Exercise instructions ▸
Search the records below for the word "Decreto" and show every line where it occurs.

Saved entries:
==================================================

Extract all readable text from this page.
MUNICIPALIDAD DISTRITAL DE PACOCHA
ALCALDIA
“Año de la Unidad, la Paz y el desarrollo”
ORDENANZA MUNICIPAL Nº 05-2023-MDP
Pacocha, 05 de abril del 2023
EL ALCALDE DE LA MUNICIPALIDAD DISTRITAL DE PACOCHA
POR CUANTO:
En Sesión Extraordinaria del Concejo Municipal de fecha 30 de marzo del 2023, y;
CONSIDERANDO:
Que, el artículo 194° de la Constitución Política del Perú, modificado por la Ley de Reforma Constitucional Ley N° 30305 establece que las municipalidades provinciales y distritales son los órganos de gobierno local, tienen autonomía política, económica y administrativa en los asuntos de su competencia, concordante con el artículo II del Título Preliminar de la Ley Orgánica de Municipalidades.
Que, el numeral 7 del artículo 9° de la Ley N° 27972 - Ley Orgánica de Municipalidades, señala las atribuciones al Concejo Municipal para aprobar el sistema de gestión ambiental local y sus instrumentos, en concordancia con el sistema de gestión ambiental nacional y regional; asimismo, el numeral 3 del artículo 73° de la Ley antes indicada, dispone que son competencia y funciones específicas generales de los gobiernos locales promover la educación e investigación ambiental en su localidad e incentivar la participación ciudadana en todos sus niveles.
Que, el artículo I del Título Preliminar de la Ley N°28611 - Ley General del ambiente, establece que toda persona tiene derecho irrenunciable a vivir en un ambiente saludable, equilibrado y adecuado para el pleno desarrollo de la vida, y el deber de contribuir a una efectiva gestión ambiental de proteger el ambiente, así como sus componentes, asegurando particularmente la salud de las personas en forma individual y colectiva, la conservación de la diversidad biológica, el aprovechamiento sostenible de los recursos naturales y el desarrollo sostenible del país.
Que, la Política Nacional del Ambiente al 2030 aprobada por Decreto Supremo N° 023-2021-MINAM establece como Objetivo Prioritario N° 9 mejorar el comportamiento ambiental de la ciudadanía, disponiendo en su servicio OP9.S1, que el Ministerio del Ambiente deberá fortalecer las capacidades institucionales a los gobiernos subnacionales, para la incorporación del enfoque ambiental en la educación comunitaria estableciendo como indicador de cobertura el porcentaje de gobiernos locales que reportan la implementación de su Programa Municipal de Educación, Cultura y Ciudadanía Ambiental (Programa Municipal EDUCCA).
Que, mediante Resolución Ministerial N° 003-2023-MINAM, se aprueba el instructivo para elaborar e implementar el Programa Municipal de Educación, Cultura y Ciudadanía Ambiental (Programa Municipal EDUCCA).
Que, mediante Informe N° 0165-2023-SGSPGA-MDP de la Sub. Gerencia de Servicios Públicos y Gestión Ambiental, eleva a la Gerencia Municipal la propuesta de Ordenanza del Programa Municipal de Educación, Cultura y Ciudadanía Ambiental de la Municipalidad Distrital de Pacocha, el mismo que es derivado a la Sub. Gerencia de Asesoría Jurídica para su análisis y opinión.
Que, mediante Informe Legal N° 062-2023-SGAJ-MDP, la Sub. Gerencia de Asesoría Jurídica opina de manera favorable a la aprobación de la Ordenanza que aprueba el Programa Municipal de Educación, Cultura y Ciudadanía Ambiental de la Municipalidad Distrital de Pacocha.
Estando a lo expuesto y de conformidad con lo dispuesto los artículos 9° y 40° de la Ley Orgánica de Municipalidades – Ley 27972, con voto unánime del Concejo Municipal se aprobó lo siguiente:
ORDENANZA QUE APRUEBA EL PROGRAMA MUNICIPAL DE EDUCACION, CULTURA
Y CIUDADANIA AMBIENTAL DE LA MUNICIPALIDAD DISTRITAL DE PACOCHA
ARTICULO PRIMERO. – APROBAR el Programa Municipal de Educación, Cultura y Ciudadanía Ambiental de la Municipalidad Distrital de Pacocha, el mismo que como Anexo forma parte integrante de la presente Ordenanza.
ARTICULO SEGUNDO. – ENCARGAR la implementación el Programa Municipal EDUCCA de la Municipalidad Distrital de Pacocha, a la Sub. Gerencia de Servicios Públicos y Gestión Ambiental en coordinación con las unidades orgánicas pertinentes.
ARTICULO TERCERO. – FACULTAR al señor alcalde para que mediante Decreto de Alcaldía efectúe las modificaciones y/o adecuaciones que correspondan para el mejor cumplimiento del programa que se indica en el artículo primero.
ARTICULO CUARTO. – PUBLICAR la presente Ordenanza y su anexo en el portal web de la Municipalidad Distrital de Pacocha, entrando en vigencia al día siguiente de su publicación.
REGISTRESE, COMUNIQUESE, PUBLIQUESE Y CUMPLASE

==================================================

Exercise output ▸
Que, la Política Nacional del Ambiente al 2030 aprobada por Decreto Supremo N° 023-2021-MINAM establece como Objetivo Prioritario N° 9 mejorar el comportamiento ambiental de la ciudadanía, disponiendo en su servicio OP9.S1, que el Ministerio del Ambiente deberá fortalecer las capacidades institucionales a los gobiernos subnacionales, para la incorporación del enfoque ambiental en la educación comunitaria estableciendo como indicador de cobertura el porcentaje de gobiernos locales que reportan la implementación de su Programa Municipal de Educación, Cultura y Ciudadanía Ambiental (Programa Municipal EDUCCA).
ARTICULO TERCERO. – FACULTAR al señor alcalde para que mediante Decreto de Alcaldía efectúe las modificaciones y/o adecuaciones que correspondan para el mejor cumplimiento del programa que se indica en el artículo primero.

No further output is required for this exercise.